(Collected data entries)
________________
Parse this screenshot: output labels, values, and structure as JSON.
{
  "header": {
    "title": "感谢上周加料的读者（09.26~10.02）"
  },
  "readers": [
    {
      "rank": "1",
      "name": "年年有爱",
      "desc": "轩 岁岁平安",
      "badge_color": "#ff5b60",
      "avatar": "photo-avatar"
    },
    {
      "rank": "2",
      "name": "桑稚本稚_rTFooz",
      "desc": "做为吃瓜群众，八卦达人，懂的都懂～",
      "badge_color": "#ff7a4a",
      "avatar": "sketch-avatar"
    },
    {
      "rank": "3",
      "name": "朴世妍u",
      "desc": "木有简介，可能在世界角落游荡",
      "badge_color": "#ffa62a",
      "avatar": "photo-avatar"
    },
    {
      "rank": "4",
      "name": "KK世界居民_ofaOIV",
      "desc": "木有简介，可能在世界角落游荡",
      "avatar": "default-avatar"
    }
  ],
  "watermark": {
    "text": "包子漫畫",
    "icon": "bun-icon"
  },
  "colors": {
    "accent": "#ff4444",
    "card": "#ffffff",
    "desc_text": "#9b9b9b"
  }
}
________________
> _Set exercise_
Reproduce each line of the material above precisely.

> _Reply_
Parse this screenshot: output labels, values, and structure as JSON.
{
  "header": {
    "title": "感谢上周加料的读者（09.26~10.02）"
  },
  "readers": [
    {
      "rank": "1",
      "name": "年年有爱",
      "desc": "轩 岁岁平安",
      "badge_color": "#ff5b60",
      "avatar": "photo-avatar"
    },
    {
      "rank": "2",
      "name": "桑稚本稚_rTFooz",
      "desc": "做为吃瓜群众，八卦达人，懂的都懂～",
      "badge_color": "#ff7a4a",
      "avatar": "sketch-avatar"
    },
    {
      "rank": "3",
      "name": "朴世妍u",
      "desc": "木有简介，可能在世界角落游荡",
      "badge_color": "#ffa62a",
      "avatar": "photo-avatar"
    },
    {
      "rank": "4",
      "name": "KK世界居民_ofaOIV",
      "desc": "木有简介，可能在世界角落游荡",
      "avatar": "default-avatar"
    }
  ],
  "watermark": {
    "text": "包子漫畫",
    "icon": "bun-icon"
  },
  "colors": {
    "accent": "#ff4444",
    "card": "#ffffff",
    "desc_text": "#9b9b9b"
  }
}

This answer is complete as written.